#### Job:
Find the word "价值取向" in the records below. List each line containing it.

(Stored entries)
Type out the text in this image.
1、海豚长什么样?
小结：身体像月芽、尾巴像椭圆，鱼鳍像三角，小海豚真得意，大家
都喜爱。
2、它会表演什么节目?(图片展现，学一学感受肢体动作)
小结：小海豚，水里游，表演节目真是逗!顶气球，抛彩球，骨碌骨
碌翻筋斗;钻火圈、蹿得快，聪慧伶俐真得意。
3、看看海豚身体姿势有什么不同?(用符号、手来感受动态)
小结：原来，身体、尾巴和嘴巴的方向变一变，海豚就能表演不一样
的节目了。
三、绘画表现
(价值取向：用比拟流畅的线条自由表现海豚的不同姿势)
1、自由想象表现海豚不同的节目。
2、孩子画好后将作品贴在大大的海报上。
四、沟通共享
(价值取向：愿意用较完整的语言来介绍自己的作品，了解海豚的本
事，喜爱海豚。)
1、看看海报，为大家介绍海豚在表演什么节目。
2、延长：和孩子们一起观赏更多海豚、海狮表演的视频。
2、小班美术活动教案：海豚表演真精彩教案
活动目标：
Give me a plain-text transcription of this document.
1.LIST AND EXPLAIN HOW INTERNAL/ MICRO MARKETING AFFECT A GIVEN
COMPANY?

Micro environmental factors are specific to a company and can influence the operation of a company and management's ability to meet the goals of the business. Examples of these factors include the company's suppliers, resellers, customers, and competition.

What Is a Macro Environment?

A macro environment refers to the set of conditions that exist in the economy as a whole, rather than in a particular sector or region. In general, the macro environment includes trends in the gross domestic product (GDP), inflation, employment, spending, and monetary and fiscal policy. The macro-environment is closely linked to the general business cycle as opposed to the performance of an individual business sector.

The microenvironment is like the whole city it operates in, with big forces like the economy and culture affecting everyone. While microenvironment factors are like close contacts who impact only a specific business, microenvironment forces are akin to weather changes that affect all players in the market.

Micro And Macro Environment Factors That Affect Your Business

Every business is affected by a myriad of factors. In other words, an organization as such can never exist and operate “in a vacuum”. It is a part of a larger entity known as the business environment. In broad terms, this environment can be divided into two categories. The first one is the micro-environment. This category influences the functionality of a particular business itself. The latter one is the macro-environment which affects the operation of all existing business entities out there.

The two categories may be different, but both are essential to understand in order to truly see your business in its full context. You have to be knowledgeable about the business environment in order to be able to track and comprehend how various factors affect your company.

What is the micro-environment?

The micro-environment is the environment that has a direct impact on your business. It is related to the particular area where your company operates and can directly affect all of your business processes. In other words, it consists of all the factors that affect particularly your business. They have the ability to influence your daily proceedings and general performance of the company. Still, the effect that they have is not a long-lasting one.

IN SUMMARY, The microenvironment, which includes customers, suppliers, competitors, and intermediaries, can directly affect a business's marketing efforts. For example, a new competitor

#### Solution for this task:
(价值取向：用比拟流畅的线条自由表现海豚的不同姿势)
(价值取向：愿意用较完整的语言来介绍自己的作品，了解海豚的本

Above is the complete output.